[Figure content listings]
•••••

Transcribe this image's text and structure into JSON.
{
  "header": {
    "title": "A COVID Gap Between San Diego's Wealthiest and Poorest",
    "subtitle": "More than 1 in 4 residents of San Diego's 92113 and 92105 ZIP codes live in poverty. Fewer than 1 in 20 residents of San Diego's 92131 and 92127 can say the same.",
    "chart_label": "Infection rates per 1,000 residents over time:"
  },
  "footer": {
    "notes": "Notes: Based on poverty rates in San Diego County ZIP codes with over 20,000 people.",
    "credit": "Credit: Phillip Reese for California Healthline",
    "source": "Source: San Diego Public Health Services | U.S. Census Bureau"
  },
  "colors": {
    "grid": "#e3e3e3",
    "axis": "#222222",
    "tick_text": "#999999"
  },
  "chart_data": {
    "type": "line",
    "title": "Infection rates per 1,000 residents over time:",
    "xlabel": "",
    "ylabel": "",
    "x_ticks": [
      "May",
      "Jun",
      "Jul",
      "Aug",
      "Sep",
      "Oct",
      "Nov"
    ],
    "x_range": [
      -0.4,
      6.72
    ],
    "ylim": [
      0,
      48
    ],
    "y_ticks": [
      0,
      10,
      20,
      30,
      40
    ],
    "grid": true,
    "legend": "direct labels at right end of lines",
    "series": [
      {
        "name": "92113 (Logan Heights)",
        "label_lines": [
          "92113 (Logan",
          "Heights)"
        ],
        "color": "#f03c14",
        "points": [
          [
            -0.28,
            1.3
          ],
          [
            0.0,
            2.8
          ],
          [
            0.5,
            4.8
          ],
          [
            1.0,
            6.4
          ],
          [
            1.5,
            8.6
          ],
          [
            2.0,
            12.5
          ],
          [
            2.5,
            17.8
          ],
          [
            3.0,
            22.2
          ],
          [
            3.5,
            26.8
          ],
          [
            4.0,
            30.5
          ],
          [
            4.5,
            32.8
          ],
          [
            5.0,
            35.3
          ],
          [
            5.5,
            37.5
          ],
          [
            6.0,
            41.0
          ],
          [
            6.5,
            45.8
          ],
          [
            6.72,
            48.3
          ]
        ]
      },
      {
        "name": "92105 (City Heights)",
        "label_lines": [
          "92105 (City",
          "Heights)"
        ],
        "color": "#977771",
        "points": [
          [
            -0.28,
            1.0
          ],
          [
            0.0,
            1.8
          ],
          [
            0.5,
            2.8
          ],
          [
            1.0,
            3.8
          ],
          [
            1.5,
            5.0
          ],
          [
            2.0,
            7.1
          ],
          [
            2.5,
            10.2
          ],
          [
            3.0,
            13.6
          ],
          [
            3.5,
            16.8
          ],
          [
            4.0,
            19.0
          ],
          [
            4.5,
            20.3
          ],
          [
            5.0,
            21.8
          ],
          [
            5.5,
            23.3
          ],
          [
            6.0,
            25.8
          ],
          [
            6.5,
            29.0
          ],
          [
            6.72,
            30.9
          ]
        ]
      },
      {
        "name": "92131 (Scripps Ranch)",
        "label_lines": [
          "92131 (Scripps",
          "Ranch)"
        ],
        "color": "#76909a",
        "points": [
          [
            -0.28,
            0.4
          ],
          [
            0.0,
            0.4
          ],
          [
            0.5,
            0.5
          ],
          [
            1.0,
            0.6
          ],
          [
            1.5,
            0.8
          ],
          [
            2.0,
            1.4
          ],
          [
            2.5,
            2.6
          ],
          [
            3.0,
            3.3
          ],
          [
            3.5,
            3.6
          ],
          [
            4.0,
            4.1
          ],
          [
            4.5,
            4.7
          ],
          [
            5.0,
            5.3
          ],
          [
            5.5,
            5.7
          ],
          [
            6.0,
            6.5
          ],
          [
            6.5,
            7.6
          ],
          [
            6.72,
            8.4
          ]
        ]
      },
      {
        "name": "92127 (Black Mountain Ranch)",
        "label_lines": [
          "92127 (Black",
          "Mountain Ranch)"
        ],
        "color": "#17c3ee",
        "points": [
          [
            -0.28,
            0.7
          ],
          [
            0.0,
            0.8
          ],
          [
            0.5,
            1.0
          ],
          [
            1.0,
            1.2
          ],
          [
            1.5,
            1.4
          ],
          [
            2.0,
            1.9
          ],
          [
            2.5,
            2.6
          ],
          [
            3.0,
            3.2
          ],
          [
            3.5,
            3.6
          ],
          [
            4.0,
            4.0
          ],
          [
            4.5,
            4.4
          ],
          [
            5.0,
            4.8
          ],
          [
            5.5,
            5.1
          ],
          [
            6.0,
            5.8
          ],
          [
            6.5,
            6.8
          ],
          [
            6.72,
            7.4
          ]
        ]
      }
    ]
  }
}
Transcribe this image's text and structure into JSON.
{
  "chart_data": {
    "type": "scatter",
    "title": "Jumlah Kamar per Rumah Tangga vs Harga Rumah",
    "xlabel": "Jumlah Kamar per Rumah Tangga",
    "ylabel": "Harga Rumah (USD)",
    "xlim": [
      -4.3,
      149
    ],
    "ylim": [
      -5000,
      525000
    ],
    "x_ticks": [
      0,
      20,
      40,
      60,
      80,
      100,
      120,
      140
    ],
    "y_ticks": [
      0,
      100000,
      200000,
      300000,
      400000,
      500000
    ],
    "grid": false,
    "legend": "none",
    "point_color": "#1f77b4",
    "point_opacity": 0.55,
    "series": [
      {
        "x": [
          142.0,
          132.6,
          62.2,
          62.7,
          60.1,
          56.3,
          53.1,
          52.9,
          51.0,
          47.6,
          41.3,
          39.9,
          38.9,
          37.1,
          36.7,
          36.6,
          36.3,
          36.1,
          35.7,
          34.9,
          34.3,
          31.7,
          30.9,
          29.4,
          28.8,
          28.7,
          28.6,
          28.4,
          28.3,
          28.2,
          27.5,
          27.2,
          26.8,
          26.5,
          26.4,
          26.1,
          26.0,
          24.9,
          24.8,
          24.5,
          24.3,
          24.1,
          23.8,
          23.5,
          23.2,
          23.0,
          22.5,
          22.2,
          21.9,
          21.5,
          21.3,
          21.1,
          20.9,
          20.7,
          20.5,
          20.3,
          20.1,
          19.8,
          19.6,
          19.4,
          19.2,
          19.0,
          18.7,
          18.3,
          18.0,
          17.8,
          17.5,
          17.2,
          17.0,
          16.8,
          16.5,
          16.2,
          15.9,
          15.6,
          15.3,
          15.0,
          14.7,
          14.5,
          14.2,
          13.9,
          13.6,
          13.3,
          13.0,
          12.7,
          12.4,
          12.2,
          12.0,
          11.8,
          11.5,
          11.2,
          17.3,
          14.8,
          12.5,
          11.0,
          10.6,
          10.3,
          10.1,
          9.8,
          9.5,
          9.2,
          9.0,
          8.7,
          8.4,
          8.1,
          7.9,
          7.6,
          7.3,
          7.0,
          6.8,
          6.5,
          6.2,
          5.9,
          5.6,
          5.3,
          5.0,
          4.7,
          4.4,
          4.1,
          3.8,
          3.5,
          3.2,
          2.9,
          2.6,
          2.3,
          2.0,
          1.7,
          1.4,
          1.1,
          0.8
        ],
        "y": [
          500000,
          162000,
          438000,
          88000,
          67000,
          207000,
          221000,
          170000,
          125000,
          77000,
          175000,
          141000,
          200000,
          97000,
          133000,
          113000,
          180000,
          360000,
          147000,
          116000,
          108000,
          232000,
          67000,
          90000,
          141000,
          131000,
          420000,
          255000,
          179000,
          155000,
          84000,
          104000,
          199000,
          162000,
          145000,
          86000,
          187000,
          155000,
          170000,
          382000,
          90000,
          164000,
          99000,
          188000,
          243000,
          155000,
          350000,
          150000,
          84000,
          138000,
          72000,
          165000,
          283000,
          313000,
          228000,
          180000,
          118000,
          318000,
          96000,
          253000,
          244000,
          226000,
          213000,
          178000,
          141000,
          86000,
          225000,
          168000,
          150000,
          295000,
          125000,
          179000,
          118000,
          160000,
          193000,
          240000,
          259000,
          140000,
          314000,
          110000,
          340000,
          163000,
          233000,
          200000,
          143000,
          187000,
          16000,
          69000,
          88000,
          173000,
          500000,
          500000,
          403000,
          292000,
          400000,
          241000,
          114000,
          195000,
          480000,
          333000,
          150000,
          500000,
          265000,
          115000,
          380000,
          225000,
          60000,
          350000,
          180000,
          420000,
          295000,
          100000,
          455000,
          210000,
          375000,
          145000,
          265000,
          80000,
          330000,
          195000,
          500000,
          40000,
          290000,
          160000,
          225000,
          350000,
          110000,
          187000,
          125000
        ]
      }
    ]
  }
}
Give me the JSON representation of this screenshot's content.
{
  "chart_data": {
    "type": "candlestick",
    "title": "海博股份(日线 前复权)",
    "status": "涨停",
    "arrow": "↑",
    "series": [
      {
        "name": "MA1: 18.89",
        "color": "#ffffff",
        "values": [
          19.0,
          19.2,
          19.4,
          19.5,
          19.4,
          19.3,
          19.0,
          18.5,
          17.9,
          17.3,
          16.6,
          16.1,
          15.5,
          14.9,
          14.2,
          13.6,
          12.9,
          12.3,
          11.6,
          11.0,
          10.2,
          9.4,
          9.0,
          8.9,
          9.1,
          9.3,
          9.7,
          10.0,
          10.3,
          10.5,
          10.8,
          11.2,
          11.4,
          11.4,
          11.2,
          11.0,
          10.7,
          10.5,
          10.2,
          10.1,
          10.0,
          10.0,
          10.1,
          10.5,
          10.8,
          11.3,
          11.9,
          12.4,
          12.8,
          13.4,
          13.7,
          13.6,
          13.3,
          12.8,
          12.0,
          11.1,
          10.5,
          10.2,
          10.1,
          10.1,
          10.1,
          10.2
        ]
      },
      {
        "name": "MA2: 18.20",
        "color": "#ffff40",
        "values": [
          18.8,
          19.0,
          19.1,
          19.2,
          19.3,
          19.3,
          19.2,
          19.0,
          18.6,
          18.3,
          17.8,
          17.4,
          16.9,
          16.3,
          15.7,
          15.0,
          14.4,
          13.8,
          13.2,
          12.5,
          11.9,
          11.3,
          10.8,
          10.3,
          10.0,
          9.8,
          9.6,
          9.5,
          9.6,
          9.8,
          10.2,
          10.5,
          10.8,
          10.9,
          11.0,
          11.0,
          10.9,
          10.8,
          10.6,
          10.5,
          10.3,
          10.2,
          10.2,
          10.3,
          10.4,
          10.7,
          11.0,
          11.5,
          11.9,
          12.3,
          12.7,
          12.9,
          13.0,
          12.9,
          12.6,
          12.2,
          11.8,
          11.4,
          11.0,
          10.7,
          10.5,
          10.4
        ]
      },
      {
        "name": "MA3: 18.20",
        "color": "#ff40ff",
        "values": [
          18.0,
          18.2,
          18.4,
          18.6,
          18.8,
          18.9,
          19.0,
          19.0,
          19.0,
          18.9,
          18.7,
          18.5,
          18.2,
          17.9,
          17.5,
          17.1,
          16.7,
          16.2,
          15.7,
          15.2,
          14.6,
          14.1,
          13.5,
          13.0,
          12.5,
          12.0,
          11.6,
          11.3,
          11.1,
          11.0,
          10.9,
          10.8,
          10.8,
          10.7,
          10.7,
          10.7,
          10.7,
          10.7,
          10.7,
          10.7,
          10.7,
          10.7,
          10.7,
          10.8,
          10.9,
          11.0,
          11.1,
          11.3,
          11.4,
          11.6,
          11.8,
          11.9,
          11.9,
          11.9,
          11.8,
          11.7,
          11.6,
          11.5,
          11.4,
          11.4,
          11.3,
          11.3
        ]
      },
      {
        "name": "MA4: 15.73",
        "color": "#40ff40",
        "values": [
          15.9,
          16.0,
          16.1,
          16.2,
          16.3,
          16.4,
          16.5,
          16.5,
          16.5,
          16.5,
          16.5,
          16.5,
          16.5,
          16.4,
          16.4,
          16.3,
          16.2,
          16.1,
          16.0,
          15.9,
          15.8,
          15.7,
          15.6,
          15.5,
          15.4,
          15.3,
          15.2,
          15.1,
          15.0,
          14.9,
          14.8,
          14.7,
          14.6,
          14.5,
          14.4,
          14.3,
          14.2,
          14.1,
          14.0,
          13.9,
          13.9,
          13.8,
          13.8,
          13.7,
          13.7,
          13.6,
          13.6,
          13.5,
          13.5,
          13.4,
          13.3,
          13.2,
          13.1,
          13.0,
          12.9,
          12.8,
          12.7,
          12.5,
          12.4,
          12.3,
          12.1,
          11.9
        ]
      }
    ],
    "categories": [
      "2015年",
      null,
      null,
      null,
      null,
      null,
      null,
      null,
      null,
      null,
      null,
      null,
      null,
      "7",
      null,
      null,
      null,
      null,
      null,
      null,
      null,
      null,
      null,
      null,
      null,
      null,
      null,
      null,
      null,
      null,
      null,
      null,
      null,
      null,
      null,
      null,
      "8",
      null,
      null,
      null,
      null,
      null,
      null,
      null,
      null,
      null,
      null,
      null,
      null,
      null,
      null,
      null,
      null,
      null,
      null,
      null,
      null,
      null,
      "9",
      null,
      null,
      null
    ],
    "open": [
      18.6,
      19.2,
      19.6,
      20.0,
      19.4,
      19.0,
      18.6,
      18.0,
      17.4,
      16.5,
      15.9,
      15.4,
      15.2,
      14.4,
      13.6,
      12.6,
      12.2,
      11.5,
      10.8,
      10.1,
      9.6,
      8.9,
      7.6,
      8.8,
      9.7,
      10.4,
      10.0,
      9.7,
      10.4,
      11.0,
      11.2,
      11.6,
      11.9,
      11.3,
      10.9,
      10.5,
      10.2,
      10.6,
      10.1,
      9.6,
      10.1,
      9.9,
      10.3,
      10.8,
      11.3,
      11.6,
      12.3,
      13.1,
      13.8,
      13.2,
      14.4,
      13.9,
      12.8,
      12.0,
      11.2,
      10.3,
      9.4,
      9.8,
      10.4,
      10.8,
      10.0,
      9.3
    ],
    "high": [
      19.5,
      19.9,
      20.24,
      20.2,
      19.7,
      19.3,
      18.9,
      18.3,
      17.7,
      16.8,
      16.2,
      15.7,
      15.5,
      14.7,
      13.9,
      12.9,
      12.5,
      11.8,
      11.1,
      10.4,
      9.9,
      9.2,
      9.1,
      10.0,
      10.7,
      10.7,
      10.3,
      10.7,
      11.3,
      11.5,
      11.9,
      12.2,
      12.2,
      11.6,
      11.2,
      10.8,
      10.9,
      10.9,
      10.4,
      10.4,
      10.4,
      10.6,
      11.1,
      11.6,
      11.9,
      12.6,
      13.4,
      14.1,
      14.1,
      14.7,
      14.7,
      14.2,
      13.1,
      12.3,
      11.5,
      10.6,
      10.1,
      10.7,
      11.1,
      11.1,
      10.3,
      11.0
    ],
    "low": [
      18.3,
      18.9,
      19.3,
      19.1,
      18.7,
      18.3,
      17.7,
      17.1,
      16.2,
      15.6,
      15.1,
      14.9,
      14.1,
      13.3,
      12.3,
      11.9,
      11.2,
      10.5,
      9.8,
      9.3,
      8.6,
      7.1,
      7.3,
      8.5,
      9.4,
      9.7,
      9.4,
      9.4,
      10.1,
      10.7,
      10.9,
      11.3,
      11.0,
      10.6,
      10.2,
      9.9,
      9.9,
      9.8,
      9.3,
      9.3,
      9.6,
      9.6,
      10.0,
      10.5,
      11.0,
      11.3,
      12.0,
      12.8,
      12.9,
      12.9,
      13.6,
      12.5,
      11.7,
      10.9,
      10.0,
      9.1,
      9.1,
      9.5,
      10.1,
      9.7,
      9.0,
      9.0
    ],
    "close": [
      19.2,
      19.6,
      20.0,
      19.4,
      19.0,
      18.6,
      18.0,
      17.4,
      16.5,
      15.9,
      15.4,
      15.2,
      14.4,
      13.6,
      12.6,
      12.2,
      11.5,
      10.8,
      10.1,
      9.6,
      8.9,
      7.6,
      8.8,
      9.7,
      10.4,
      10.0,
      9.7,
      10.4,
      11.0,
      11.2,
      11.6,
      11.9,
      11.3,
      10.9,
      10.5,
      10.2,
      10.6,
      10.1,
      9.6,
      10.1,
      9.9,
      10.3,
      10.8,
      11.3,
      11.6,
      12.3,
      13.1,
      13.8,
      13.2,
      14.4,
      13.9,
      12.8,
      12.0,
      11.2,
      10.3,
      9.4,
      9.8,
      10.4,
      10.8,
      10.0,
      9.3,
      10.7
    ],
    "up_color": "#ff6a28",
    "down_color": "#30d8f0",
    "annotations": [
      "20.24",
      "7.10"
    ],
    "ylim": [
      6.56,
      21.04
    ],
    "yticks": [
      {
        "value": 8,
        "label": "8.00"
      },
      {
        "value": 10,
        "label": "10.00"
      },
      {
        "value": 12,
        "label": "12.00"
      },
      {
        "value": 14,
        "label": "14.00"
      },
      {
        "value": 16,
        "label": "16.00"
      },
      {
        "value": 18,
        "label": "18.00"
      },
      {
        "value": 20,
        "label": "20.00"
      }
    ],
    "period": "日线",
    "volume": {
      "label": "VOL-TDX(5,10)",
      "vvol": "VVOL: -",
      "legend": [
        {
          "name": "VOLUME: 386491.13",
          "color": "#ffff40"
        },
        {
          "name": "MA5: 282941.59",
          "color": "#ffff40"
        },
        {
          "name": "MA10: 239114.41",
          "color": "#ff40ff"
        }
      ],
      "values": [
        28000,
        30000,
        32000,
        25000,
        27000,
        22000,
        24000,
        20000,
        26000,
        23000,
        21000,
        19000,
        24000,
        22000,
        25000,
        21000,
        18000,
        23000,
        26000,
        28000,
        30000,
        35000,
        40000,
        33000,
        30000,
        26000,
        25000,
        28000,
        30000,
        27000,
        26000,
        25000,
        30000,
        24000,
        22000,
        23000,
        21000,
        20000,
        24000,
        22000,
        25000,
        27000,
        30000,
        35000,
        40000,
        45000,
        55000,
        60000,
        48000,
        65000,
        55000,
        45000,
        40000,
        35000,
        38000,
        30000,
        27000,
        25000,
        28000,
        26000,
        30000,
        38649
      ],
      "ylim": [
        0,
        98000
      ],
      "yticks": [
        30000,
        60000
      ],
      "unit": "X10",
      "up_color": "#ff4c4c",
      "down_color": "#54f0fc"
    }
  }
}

•••••

* _Task to carry out_
Check every line of the listing for the string "rates" and report how many lines have it, as a number alone.

* _Response to this task_
3